◆ Information shown:
>> begin

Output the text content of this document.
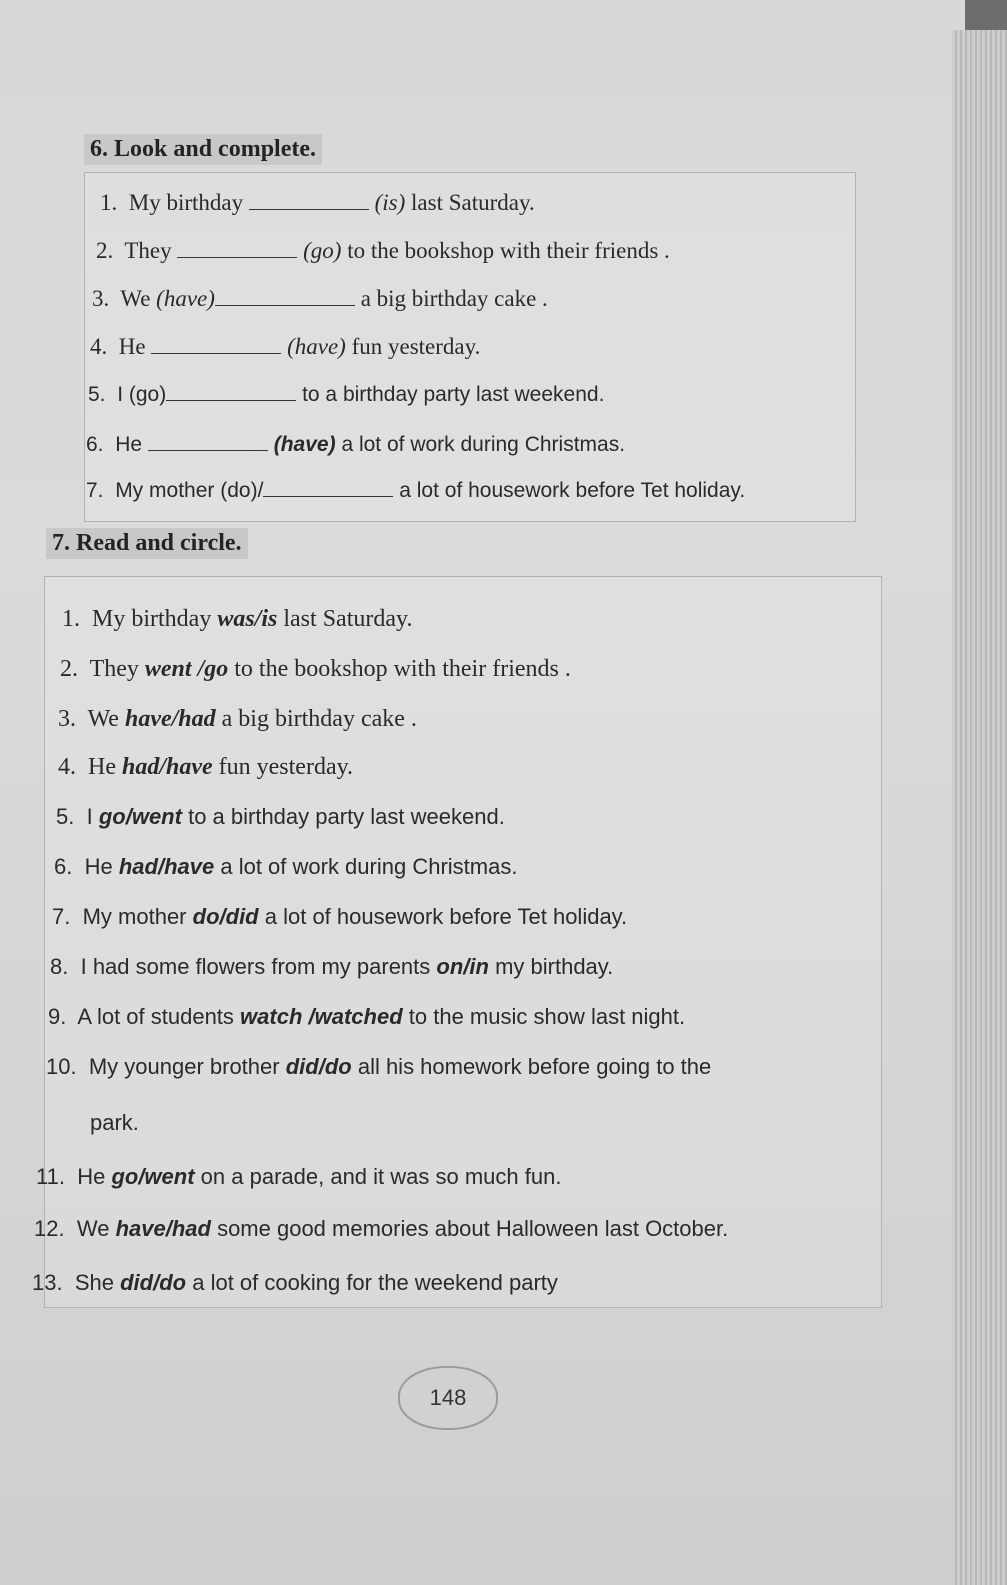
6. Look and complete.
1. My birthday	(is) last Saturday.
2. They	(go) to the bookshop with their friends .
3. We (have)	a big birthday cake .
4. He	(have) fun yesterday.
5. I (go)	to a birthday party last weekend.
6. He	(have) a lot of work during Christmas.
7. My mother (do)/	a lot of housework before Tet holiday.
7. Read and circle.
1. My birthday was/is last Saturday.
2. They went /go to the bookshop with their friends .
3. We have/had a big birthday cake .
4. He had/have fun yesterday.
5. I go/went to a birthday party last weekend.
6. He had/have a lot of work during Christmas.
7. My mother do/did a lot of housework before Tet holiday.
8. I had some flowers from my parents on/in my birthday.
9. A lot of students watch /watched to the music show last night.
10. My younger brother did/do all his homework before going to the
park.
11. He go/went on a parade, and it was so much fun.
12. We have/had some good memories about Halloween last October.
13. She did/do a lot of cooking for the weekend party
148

>> end

◆ Exercise aim:
Write out the whole listing exactly, and drop the pictures.

◆ Result of this exercise:
Output the text content of this document.
6. Look and complete.
1. My birthday	(is) last Saturday.
2. They	(go) to the bookshop with their friends .
3. We (have)	a big birthday cake .
4. He	(have) fun yesterday.
5. I (go)	to a birthday party last weekend.
6. He	(have) a lot of work during Christmas.
7. My mother (do)/	a lot of housework before Tet holiday.
7. Read and circle.
1. My birthday was/is last Saturday.
2. They went /go to the bookshop with their friends .
3. We have/had a big birthday cake .
4. He had/have fun yesterday.
5. I go/went to a birthday party last weekend.
6. He had/have a lot of work during Christmas.
7. My mother do/did a lot of housework before Tet holiday.
8. I had some flowers from my parents on/in my birthday.
9. A lot of students watch /watched to the music show last night.
10. My younger brother did/do all his homework before going to the
park.
11. He go/went on a parade, and it was so much fun.
12. We have/had some good memories about Halloween last October.
13. She did/do a lot of cooking for the weekend party
148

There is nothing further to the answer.